**WHAT YOU ARE ASKED TO DO**. Rename "field-label" to "form-label" in the lines from the start up to and including the line with "field-label: Cheveux : — [658, 270, 730, 288]", and reproduce those lines with nothing else changed.

Box coordinate listings
======
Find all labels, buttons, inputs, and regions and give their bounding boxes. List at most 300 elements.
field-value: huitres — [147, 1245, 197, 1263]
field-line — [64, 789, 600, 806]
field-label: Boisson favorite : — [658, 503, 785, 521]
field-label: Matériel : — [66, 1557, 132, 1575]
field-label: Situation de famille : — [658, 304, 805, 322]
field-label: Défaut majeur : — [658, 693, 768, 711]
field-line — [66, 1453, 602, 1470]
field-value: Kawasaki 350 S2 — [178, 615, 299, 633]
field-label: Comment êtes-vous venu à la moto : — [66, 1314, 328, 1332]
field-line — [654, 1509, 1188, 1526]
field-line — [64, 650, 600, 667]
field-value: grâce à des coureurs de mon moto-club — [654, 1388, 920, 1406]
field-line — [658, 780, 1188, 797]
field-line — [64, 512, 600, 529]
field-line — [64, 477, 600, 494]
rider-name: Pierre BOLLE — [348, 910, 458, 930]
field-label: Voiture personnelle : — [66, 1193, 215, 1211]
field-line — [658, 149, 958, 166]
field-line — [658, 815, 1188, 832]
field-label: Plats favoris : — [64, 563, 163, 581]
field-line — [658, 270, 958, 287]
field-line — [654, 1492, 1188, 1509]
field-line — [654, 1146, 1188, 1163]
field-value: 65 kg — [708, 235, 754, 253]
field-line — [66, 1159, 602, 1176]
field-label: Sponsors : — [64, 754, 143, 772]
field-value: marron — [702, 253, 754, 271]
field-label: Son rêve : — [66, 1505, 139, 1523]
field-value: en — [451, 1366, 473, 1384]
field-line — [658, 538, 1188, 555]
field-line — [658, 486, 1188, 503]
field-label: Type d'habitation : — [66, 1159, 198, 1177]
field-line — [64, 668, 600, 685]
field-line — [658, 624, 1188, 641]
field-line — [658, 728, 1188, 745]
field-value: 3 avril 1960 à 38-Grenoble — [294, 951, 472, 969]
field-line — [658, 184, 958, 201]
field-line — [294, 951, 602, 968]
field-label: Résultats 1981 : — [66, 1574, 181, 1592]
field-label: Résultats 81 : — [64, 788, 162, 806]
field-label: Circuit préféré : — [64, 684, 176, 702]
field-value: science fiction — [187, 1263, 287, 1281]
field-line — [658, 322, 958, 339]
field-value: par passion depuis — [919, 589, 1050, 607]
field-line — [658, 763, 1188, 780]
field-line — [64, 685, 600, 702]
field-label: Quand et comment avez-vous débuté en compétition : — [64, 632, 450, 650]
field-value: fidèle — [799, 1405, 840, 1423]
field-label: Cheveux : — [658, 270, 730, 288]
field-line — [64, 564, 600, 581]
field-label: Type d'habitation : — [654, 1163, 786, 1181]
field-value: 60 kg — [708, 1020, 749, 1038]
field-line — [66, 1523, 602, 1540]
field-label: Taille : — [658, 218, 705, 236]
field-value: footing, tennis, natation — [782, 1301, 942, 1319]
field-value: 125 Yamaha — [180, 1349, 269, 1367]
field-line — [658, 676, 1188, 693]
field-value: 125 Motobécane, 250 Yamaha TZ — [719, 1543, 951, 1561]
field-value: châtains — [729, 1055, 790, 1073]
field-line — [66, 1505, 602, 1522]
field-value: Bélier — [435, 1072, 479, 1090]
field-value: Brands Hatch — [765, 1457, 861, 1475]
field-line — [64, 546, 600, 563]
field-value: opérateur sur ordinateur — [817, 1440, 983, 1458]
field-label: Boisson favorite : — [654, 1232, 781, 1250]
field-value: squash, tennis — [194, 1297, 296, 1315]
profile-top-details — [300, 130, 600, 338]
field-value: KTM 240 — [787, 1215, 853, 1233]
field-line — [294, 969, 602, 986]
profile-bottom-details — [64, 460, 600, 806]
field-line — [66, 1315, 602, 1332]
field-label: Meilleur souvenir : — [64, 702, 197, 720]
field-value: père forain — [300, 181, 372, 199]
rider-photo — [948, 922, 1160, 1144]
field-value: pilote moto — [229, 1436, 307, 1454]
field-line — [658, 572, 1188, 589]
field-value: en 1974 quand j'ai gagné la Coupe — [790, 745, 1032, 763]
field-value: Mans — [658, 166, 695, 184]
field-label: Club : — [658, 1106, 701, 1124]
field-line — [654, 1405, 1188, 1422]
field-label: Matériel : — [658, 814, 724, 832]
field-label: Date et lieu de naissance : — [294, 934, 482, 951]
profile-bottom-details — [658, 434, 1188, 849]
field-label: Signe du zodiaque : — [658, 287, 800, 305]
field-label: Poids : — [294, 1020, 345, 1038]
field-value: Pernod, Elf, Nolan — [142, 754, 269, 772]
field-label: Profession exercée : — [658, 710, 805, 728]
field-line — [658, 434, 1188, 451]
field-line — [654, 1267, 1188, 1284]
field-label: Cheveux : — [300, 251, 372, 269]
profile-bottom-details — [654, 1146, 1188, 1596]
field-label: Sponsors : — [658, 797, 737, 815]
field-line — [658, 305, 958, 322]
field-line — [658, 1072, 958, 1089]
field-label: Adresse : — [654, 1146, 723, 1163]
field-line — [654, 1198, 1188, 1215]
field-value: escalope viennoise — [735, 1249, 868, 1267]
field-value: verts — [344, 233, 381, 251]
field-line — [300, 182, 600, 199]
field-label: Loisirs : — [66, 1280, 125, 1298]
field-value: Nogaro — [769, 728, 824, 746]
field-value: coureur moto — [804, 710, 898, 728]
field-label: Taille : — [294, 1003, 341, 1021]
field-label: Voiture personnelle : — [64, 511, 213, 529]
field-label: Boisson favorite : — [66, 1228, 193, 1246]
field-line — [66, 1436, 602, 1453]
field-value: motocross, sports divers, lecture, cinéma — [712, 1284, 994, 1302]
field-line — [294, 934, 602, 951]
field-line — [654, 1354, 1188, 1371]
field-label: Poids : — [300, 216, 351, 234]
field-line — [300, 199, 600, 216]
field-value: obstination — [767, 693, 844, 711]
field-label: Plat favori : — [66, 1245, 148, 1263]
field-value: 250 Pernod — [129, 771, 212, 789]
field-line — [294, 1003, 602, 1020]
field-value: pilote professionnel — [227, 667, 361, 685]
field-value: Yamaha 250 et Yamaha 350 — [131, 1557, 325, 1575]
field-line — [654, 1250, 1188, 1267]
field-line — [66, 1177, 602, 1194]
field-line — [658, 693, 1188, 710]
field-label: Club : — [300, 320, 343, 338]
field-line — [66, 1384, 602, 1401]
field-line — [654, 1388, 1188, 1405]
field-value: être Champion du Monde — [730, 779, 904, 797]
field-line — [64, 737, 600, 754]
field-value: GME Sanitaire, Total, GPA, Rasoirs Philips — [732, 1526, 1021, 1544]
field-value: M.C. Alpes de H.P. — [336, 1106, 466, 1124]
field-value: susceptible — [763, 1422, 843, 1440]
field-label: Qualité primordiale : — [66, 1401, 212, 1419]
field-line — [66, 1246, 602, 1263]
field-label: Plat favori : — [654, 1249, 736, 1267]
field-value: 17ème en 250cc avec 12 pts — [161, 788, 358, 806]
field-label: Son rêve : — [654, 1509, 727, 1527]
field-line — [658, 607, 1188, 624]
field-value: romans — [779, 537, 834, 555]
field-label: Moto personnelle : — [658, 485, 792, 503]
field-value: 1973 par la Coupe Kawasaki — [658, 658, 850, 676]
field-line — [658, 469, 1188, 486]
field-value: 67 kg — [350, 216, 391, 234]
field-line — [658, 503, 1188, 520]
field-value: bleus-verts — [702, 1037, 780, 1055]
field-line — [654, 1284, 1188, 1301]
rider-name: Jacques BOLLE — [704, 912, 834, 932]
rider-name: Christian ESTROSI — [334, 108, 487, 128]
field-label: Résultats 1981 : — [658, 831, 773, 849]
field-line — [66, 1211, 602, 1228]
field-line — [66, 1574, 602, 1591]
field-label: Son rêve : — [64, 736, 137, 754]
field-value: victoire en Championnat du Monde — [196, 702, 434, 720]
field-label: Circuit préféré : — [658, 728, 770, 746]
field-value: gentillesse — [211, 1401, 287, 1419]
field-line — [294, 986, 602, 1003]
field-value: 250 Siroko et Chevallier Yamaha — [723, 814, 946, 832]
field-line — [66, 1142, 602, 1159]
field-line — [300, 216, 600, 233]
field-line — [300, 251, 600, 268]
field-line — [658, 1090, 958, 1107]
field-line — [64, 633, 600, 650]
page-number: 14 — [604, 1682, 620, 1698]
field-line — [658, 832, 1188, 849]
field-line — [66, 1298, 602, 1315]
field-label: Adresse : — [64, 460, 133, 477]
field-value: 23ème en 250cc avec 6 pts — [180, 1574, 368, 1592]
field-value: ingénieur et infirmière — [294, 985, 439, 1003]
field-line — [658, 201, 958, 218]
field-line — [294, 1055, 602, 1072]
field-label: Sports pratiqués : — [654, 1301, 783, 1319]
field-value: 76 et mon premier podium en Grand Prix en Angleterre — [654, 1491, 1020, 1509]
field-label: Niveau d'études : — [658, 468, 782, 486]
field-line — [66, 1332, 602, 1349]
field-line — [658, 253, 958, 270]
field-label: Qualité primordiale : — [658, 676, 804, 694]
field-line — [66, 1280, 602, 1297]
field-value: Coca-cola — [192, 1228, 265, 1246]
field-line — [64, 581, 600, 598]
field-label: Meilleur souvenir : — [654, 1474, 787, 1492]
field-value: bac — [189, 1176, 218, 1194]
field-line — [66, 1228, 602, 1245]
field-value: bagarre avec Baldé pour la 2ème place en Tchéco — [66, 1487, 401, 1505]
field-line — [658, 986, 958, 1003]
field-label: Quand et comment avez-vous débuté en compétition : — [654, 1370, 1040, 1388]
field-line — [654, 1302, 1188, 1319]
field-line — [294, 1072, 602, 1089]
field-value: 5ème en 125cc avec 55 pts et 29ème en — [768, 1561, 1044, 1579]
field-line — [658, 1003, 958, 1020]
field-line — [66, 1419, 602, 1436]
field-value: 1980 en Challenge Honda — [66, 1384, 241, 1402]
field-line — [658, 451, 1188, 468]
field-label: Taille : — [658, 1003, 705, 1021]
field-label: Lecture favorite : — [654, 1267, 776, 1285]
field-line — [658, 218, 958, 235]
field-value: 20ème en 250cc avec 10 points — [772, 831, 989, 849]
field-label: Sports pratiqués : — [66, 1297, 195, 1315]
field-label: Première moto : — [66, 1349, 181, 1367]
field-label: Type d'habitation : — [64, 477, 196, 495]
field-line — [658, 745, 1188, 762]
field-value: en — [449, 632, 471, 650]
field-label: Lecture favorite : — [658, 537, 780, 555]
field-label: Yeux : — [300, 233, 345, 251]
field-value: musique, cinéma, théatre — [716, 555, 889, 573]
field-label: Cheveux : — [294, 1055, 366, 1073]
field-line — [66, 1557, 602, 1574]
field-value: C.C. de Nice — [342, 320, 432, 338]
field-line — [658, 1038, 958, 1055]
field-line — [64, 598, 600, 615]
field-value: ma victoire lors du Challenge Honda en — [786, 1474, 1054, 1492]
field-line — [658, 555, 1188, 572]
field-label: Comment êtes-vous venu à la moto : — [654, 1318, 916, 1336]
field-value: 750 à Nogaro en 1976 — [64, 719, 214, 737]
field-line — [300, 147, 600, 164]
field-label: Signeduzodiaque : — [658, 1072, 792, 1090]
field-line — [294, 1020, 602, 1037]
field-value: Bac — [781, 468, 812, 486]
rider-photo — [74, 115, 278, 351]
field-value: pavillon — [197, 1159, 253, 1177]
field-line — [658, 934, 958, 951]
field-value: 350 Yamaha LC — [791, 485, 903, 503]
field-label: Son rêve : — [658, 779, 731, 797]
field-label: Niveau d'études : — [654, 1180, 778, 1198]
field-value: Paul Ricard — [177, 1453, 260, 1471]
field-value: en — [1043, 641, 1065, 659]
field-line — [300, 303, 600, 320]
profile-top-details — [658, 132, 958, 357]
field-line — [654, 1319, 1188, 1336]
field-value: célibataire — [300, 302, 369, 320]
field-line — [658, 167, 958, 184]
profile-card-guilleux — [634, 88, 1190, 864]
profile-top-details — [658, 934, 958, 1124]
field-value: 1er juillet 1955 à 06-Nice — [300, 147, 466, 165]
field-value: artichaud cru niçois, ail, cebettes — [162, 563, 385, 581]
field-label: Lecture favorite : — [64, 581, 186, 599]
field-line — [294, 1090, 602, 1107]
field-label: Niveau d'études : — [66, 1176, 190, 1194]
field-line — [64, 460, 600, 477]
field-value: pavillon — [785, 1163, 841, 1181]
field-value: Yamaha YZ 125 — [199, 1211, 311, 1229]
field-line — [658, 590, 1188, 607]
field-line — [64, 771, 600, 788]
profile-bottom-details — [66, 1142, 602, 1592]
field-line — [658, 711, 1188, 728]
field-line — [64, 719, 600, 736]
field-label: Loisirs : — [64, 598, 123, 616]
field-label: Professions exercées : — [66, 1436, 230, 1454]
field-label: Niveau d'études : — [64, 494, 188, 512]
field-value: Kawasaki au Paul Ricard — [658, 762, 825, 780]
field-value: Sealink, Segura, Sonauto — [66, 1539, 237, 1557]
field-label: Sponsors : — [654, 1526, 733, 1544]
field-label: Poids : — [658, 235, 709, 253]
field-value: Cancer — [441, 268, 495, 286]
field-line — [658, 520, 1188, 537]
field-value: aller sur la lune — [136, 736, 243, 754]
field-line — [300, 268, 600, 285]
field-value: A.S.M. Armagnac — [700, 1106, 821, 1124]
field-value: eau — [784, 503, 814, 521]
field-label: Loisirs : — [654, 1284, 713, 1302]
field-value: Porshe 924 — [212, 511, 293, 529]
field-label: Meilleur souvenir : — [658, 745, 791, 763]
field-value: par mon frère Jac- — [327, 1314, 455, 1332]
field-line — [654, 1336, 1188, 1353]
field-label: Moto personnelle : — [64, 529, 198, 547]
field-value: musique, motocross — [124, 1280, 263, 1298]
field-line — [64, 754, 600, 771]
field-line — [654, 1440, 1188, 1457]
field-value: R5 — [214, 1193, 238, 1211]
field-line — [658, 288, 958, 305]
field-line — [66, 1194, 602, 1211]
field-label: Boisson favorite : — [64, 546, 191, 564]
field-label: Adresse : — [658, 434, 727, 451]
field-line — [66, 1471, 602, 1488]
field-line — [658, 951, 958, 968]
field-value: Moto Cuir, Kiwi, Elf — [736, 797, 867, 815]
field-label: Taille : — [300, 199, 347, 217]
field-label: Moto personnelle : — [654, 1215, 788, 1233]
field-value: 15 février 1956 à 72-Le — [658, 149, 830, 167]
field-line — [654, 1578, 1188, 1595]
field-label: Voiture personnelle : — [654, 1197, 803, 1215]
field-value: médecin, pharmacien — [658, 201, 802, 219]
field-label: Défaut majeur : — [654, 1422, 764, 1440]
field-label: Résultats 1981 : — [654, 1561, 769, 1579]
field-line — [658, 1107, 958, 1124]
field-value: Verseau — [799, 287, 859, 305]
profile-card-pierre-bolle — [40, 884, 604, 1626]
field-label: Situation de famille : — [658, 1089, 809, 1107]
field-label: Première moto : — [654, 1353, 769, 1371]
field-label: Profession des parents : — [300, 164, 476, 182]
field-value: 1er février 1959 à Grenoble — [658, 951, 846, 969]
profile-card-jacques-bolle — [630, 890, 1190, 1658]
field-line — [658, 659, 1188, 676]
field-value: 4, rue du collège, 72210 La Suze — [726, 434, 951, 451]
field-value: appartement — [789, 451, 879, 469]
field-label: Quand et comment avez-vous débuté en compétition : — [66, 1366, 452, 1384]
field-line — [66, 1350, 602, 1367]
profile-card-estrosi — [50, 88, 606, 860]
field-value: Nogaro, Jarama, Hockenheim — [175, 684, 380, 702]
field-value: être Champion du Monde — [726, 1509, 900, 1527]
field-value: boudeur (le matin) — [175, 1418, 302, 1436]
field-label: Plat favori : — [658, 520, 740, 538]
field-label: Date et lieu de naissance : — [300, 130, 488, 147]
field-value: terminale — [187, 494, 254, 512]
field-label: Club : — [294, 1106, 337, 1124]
======
**RESULT**.
Find all labels, buttons, inputs, and regions and give their bounding boxes. List at most 300 elements.
field-value: huitres — [147, 1245, 197, 1263]
field-line — [64, 789, 600, 806]
form-label: Boisson favorite : — [658, 503, 785, 521]
form-label: Matériel : — [66, 1557, 132, 1575]
form-label: Situation de famille : — [658, 304, 805, 322]
form-label: Défaut majeur : — [658, 693, 768, 711]
field-line — [66, 1453, 602, 1470]
field-value: Kawasaki 350 S2 — [178, 615, 299, 633]
form-label: Comment êtes-vous venu à la moto : — [66, 1314, 328, 1332]
field-line — [654, 1509, 1188, 1526]
field-line — [64, 650, 600, 667]
field-value: grâce à des coureurs de mon moto-club — [654, 1388, 920, 1406]
field-line — [658, 780, 1188, 797]
field-line — [64, 512, 600, 529]
field-line — [64, 477, 600, 494]
rider-name: Pierre BOLLE — [348, 910, 458, 930]
form-label: Voiture personnelle : — [66, 1193, 215, 1211]
field-line — [658, 149, 958, 166]
field-line — [658, 815, 1188, 832]
form-label: Plats favoris : — [64, 563, 163, 581]
field-line — [658, 270, 958, 287]
field-line — [654, 1492, 1188, 1509]
field-line — [654, 1146, 1188, 1163]
field-value: 65 kg — [708, 235, 754, 253]
field-line — [66, 1159, 602, 1176]
form-label: Sponsors : — [64, 754, 143, 772]
field-value: marron — [702, 253, 754, 271]
form-label: Son rêve : — [66, 1505, 139, 1523]
field-value: en — [451, 1366, 473, 1384]
field-line — [658, 538, 1188, 555]
field-line — [658, 486, 1188, 503]
form-label: Type d'habitation : — [66, 1159, 198, 1177]
field-line — [64, 668, 600, 685]
field-line — [658, 624, 1188, 641]
field-line — [658, 728, 1188, 745]
field-value: 3 avril 1960 à 38-Grenoble — [294, 951, 472, 969]
field-line — [658, 184, 958, 201]
field-line — [294, 951, 602, 968]
form-label: Résultats 1981 : — [66, 1574, 181, 1592]
form-label: Résultats 81 : — [64, 788, 162, 806]
form-label: Circuit préféré : — [64, 684, 176, 702]
field-value: science fiction — [187, 1263, 287, 1281]
field-line — [658, 322, 958, 339]
field-value: par passion depuis — [919, 589, 1050, 607]
field-line — [658, 763, 1188, 780]
field-line — [64, 685, 600, 702]
form-label: Quand et comment avez-vous débuté en compétition : — [64, 632, 450, 650]
field-value: fidèle — [799, 1405, 840, 1423]
form-label: Cheveux : — [658, 270, 730, 288]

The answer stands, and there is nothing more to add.